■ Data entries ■
((

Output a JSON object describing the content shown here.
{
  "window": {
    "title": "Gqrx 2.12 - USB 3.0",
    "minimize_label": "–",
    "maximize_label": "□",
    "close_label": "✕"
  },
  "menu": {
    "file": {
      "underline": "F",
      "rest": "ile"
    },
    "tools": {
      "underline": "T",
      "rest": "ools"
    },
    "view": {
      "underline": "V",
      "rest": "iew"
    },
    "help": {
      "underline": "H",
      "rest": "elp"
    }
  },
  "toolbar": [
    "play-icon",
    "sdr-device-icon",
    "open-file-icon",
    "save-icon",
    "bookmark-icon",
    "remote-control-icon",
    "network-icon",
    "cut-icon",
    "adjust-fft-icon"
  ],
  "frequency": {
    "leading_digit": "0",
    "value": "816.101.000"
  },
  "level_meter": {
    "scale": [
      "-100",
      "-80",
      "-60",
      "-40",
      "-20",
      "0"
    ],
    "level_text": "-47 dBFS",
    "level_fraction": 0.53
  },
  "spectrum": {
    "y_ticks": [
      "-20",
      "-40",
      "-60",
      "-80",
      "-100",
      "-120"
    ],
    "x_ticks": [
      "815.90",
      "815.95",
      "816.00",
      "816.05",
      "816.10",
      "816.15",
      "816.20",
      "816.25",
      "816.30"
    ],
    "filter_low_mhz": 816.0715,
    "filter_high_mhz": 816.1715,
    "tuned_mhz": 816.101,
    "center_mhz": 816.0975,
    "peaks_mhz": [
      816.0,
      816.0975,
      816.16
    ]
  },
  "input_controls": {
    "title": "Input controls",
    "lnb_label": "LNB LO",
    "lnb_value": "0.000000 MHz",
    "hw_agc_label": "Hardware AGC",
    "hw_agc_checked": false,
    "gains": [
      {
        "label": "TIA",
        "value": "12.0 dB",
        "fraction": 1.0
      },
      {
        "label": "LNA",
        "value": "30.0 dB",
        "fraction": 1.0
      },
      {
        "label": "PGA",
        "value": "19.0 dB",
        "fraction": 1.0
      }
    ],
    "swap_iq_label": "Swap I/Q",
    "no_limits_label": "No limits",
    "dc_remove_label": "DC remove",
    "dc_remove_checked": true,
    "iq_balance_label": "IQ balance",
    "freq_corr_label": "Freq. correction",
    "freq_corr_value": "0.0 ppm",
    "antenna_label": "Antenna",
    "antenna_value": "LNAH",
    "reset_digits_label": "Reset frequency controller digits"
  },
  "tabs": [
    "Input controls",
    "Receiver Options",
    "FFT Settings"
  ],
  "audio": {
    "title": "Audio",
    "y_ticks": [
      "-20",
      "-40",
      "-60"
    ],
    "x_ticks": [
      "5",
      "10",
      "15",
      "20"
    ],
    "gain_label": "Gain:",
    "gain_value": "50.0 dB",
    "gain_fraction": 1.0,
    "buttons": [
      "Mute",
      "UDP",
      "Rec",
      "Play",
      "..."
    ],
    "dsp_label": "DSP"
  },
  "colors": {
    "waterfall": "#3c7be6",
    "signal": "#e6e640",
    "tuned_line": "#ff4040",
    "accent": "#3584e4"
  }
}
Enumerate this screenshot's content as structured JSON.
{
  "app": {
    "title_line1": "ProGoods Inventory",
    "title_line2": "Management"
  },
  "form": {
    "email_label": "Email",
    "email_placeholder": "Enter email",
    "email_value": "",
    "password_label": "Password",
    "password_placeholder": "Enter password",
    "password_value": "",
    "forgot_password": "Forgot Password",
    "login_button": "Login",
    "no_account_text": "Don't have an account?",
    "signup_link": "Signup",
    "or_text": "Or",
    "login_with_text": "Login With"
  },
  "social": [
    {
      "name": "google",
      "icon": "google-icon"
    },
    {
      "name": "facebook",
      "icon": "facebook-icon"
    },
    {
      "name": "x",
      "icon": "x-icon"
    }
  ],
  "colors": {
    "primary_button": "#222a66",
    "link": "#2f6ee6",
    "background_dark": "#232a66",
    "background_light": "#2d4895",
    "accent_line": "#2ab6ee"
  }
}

))

■ WORK INSTRUCTIONS ■
Transcribe the whole listing exactly.

■ CORRECT RESPONSE ■
Output a JSON object describing the content shown here.
{
  "window": {
    "title": "Gqrx 2.12 - USB 3.0",
    "minimize_label": "–",
    "maximize_label": "□",
    "close_label": "✕"
  },
  "menu": {
    "file": {
      "underline": "F",
      "rest": "ile"
    },
    "tools": {
      "underline": "T",
      "rest": "ools"
    },
    "view": {
      "underline": "V",
      "rest": "iew"
    },
    "help": {
      "underline": "H",
      "rest": "elp"
    }
  },
  "toolbar": [
    "play-icon",
    "sdr-device-icon",
    "open-file-icon",
    "save-icon",
    "bookmark-icon",
    "remote-control-icon",
    "network-icon",
    "cut-icon",
    "adjust-fft-icon"
  ],
  "frequency": {
    "leading_digit": "0",
    "value": "816.101.000"
  },
  "level_meter": {
    "scale": [
      "-100",
      "-80",
      "-60",
      "-40",
      "-20",
      "0"
    ],
    "level_text": "-47 dBFS",
    "level_fraction": 0.53
  },
  "spectrum": {
    "y_ticks": [
      "-20",
      "-40",
      "-60",
      "-80",
      "-100",
      "-120"
    ],
    "x_ticks": [
      "815.90",
      "815.95",
      "816.00",
      "816.05",
      "816.10",
      "816.15",
      "816.20",
      "816.25",
      "816.30"
    ],
    "filter_low_mhz": 816.0715,
    "filter_high_mhz": 816.1715,
    "tuned_mhz": 816.101,
    "center_mhz": 816.0975,
    "peaks_mhz": [
      816.0,
      816.0975,
      816.16
    ]
  },
  "input_controls": {
    "title": "Input controls",
    "lnb_label": "LNB LO",
    "lnb_value": "0.000000 MHz",
    "hw_agc_label": "Hardware AGC",
    "hw_agc_checked": false,
    "gains": [
      {
        "label": "TIA",
        "value": "12.0 dB",
        "fraction": 1.0
      },
      {
        "label": "LNA",
        "value": "30.0 dB",
        "fraction": 1.0
      },
      {
        "label": "PGA",
        "value": "19.0 dB",
        "fraction": 1.0
      }
    ],
    "swap_iq_label": "Swap I/Q",
    "no_limits_label": "No limits",
    "dc_remove_label": "DC remove",
    "dc_remove_checked": true,
    "iq_balance_label": "IQ balance",
    "freq_corr_label": "Freq. correction",
    "freq_corr_value": "0.0 ppm",
    "antenna_label": "Antenna",
    "antenna_value": "LNAH",
    "reset_digits_label": "Reset frequency controller digits"
  },
  "tabs": [
    "Input controls",
    "Receiver Options",
    "FFT Settings"
  ],
  "audio": {
    "title": "Audio",
    "y_ticks": [
      "-20",
      "-40",
      "-60"
    ],
    "x_ticks": [
      "5",
      "10",
      "15",
      "20"
    ],
    "gain_label": "Gain:",
    "gain_value": "50.0 dB",
    "gain_fraction": 1.0,
    "buttons": [
      "Mute",
      "UDP",
      "Rec",
      "Play",
      "..."
    ],
    "dsp_label": "DSP"
  },
  "colors": {
    "waterfall": "#3c7be6",
    "signal": "#e6e640",
    "tuned_line": "#ff4040",
    "accent": "#3584e4"
  }
}
Enumerate this screenshot's content as structured JSON.
{
  "app": {
    "title_line1": "ProGoods Inventory",
    "title_line2": "Management"
  },
  "form": {
    "email_label": "Email",
    "email_placeholder": "Enter email",
    "email_value": "",
    "password_label": "Password",
    "password_placeholder": "Enter password",
    "password_value": "",
    "forgot_password": "Forgot Password",
    "login_button": "Login",
    "no_account_text": "Don't have an account?",
    "signup_link": "Signup",
    "or_text": "Or",
    "login_with_text": "Login With"
  },
  "social": [
    {
      "name": "google",
      "icon": "google-icon"
    },
    {
      "name": "facebook",
      "icon": "facebook-icon"
    },
    {
      "name": "x",
      "icon": "x-icon"
    }
  ],
  "colors": {
    "primary_button": "#222a66",
    "link": "#2f6ee6",
    "background_dark": "#232a66",
    "background_light": "#2d4895",
    "accent_line": "#2ab6ee"
  }
}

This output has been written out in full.